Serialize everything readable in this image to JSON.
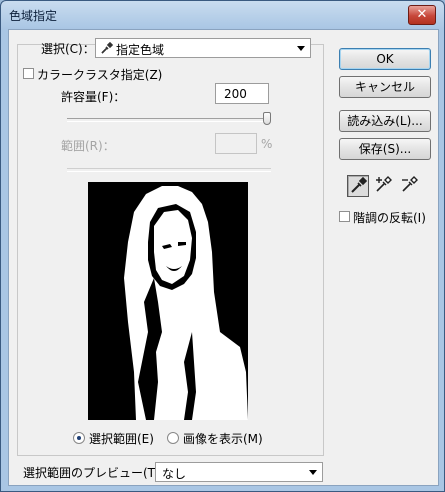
{
  "window": {
    "title": "色域指定",
    "close_glyph": "✕"
  },
  "select": {
    "label": "選択(C)：",
    "value": "指定色域",
    "icon": "eyedropper-icon"
  },
  "color_cluster": {
    "label": "カラークラスタ指定(Z)",
    "checked": false
  },
  "tolerance": {
    "label": "許容量(F)：",
    "value": "200",
    "slider_fraction": 1.0
  },
  "range": {
    "label": "範囲(R)：",
    "value": "",
    "unit": "%"
  },
  "view_options": [
    {
      "label": "選択範囲(E)",
      "selected": true
    },
    {
      "label": "画像を表示(M)",
      "selected": false
    }
  ],
  "selection_preview": {
    "label": "選択範囲のプレビュー(T)：",
    "value": "なし"
  },
  "buttons": {
    "ok": "OK",
    "cancel": "キャンセル",
    "load": "読み込み(L)...",
    "save": "保存(S)..."
  },
  "eyedroppers": [
    "eyedropper-icon",
    "eyedropper-plus-icon",
    "eyedropper-minus-icon"
  ],
  "invert": {
    "label": "階調の反転(I)",
    "checked": false
  },
  "colors": {
    "titlebar": "#a9c6e4",
    "close": "#c7473a",
    "dialog": "#f0f0f0"
  }
}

**WRITTEN PROBLEM**
Copy every entry exactly as written. Pictures are excluded.

**COMPLETE RESPONSE**
Serialize everything readable in this image to JSON.
{
  "window": {
    "title": "色域指定",
    "close_glyph": "✕"
  },
  "select": {
    "label": "選択(C)：",
    "value": "指定色域",
    "icon": "eyedropper-icon"
  },
  "color_cluster": {
    "label": "カラークラスタ指定(Z)",
    "checked": false
  },
  "tolerance": {
    "label": "許容量(F)：",
    "value": "200",
    "slider_fraction": 1.0
  },
  "range": {
    "label": "範囲(R)：",
    "value": "",
    "unit": "%"
  },
  "view_options": [
    {
      "label": "選択範囲(E)",
      "selected": true
    },
    {
      "label": "画像を表示(M)",
      "selected": false
    }
  ],
  "selection_preview": {
    "label": "選択範囲のプレビュー(T)：",
    "value": "なし"
  },
  "buttons": {
    "ok": "OK",
    "cancel": "キャンセル",
    "load": "読み込み(L)...",
    "save": "保存(S)..."
  },
  "eyedroppers": [
    "eyedropper-icon",
    "eyedropper-plus-icon",
    "eyedropper-minus-icon"
  ],
  "invert": {
    "label": "階調の反転(I)",
    "checked": false
  },
  "colors": {
    "titlebar": "#a9c6e4",
    "close": "#c7473a",
    "dialog": "#f0f0f0"
  }
}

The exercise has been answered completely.